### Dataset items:
■ ■ ■ ■ ■ ■ ■
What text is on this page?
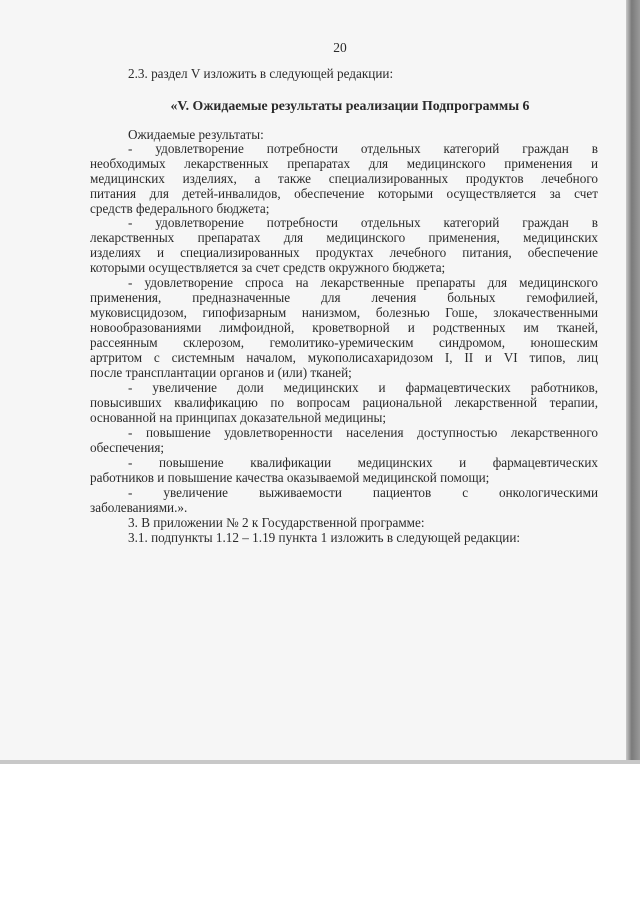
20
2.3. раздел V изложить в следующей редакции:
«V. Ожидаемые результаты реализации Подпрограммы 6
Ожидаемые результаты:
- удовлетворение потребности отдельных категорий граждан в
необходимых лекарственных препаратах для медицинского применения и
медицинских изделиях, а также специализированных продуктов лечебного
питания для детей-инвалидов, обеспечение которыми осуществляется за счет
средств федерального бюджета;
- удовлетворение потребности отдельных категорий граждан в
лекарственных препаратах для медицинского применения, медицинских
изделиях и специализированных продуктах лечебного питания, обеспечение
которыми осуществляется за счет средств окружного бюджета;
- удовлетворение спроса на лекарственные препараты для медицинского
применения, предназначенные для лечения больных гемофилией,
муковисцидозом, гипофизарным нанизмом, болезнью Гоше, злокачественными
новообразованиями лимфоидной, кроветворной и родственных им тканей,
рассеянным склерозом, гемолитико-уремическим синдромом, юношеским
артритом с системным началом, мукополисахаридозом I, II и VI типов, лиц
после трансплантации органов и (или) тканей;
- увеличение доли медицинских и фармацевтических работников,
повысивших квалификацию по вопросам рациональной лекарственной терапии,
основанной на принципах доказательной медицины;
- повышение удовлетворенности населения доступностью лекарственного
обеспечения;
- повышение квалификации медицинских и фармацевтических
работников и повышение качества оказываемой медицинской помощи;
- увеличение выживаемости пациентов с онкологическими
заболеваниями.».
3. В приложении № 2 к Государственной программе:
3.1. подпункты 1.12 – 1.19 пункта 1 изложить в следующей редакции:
■ ■ ■ ■ ■ ■ ■
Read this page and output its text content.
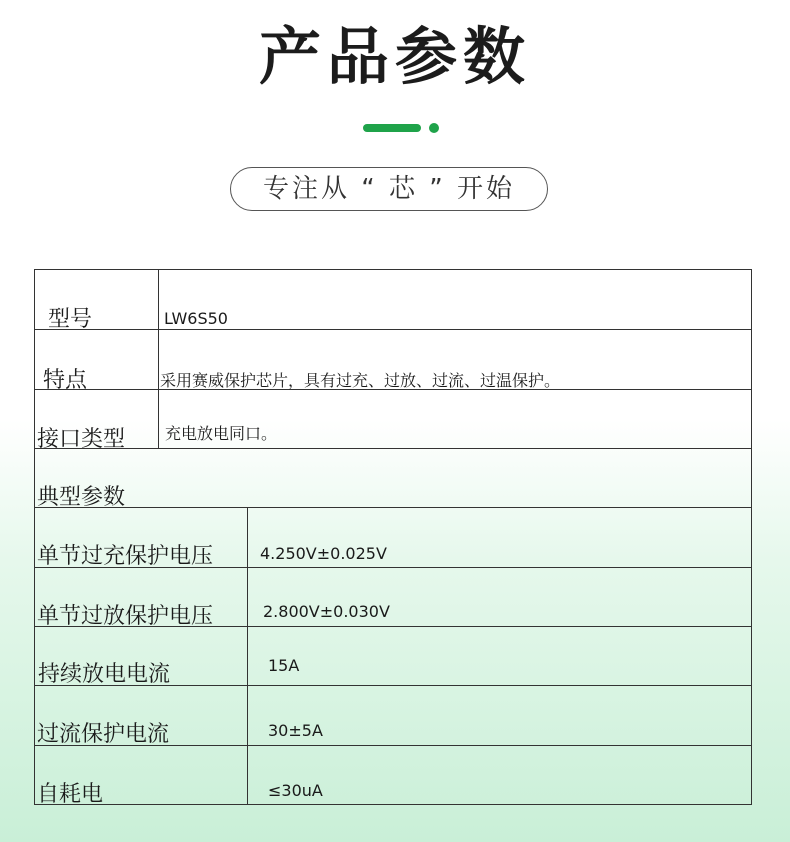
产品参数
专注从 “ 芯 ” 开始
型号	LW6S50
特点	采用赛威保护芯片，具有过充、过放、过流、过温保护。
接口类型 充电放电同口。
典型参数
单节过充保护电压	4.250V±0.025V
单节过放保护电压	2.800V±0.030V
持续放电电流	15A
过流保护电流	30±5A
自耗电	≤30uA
■ ■ ■ ■ ■ ■ ■
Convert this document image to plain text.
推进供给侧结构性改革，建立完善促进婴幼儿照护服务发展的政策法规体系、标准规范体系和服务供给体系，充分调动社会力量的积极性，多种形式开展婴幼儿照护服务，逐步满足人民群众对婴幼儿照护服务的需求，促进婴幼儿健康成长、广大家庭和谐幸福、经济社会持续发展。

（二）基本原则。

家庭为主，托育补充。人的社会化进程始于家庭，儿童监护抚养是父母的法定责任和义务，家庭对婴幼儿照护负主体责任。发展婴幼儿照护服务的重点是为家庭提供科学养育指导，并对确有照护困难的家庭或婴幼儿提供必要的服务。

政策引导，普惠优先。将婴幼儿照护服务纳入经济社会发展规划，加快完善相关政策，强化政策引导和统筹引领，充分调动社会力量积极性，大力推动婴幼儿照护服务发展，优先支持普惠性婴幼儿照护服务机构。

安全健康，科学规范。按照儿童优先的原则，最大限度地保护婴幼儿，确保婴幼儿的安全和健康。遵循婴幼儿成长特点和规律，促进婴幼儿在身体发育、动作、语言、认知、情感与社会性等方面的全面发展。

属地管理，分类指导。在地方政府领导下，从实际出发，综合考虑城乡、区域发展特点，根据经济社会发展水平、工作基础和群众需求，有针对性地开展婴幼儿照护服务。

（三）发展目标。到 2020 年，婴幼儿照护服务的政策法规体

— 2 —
■ ■ ■ ■ ■ ■ ■
### To be done:
For each line in the data above that contains the string "питания", extract the line.

### Worked answer:
питания для детей-инвалидов, обеспечение которыми осуществляется за счет
изделиях и специализированных продуктах лечебного питания, обеспечение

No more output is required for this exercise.